- [WHAT THE TASK ASKS] Determine how many lines include the word "cold", then give that number and nothing more.

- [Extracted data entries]

------------------------

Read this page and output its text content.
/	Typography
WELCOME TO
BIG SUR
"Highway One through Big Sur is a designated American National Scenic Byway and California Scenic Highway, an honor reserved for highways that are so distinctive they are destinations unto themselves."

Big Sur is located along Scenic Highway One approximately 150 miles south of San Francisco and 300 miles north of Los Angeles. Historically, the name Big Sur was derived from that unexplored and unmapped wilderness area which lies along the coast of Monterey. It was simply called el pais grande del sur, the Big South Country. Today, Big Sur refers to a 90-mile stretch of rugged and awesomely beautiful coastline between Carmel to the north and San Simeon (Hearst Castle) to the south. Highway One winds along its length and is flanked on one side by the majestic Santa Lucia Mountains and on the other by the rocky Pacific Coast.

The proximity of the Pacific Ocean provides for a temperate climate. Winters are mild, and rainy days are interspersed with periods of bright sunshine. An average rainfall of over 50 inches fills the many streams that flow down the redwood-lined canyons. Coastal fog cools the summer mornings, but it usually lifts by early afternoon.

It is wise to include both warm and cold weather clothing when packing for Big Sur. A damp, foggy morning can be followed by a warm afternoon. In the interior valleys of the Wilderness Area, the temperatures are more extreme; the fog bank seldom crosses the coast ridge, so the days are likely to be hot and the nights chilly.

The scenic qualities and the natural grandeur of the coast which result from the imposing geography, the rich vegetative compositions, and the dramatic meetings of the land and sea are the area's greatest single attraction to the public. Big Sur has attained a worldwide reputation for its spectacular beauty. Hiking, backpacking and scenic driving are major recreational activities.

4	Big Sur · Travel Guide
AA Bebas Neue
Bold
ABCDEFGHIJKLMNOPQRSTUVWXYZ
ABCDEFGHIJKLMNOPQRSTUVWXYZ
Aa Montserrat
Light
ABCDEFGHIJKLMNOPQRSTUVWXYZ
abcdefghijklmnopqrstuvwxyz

------------------------

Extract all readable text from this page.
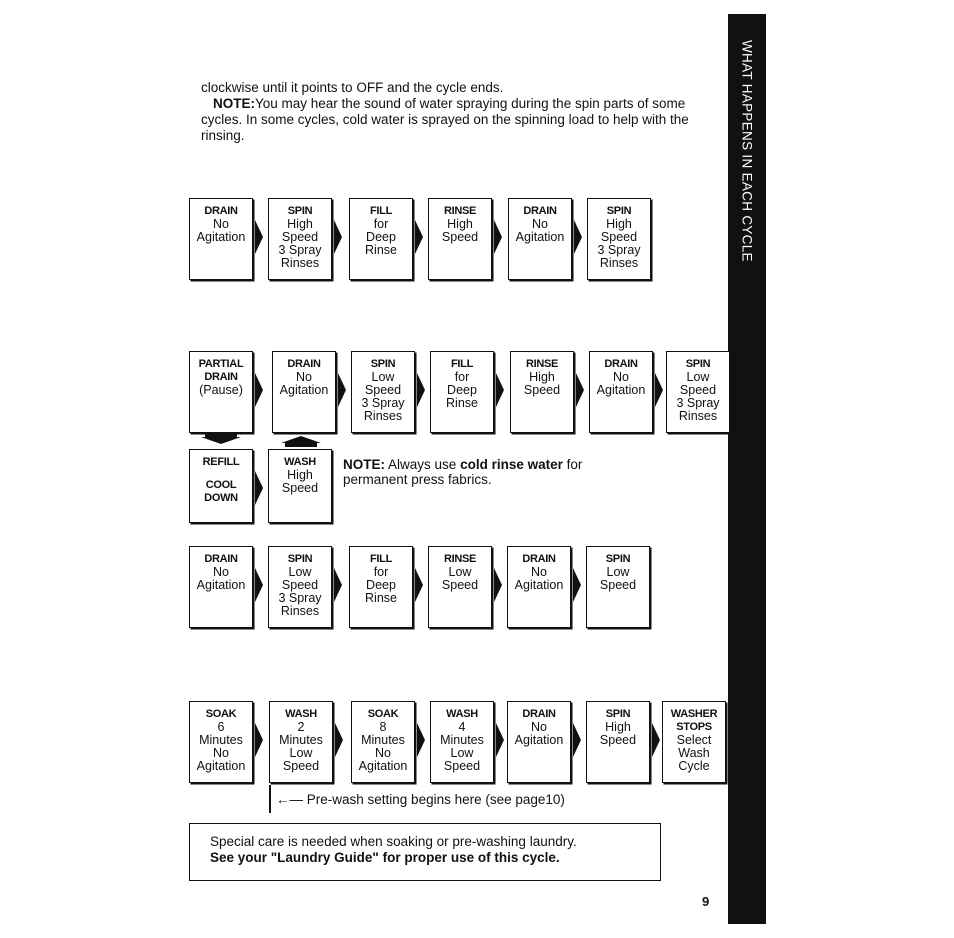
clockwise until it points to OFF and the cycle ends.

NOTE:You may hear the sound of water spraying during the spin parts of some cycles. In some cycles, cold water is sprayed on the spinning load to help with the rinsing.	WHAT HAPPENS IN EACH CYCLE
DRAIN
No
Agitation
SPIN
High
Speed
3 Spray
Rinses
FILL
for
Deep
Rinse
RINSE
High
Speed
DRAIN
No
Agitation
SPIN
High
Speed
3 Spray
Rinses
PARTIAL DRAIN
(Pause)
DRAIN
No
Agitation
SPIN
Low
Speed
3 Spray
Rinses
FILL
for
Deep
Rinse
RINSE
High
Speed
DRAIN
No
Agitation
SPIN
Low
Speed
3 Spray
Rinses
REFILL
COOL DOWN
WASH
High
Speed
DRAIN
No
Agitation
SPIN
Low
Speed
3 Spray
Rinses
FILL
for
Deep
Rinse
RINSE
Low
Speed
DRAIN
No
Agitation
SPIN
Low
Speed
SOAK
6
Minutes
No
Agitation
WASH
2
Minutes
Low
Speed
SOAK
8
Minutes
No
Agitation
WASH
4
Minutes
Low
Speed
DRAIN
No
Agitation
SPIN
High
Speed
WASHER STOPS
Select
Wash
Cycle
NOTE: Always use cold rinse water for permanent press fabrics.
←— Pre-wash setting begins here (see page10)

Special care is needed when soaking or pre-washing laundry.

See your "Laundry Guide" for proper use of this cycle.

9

------------------------

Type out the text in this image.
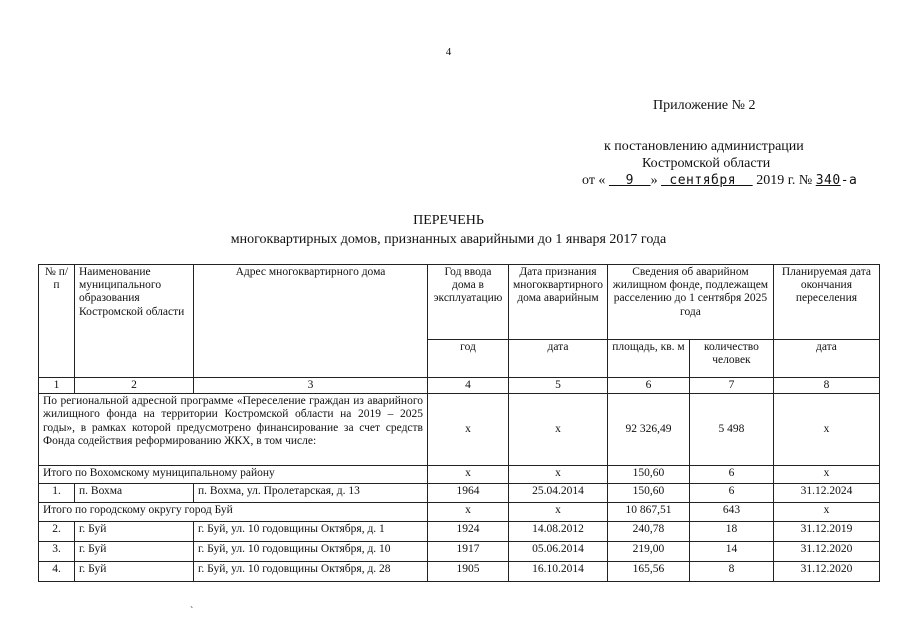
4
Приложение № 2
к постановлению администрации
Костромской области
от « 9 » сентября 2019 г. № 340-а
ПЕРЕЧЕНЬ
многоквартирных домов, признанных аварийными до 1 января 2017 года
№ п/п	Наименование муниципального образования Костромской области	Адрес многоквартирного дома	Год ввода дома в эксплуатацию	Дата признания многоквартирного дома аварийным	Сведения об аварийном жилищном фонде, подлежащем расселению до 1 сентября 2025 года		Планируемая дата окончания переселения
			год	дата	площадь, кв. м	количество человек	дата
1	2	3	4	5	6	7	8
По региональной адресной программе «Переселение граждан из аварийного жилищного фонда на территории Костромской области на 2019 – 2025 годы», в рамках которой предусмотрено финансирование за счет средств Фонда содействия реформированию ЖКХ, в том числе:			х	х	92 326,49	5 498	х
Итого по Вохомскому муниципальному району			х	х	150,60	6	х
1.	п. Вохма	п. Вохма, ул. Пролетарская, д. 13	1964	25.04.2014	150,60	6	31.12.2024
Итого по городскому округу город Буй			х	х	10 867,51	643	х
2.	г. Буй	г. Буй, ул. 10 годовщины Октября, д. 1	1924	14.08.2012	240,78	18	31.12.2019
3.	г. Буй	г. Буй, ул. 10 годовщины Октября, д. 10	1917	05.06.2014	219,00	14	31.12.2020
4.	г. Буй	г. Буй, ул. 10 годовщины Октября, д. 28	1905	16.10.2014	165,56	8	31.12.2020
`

------------------------

- [TASK SOLUTION] 3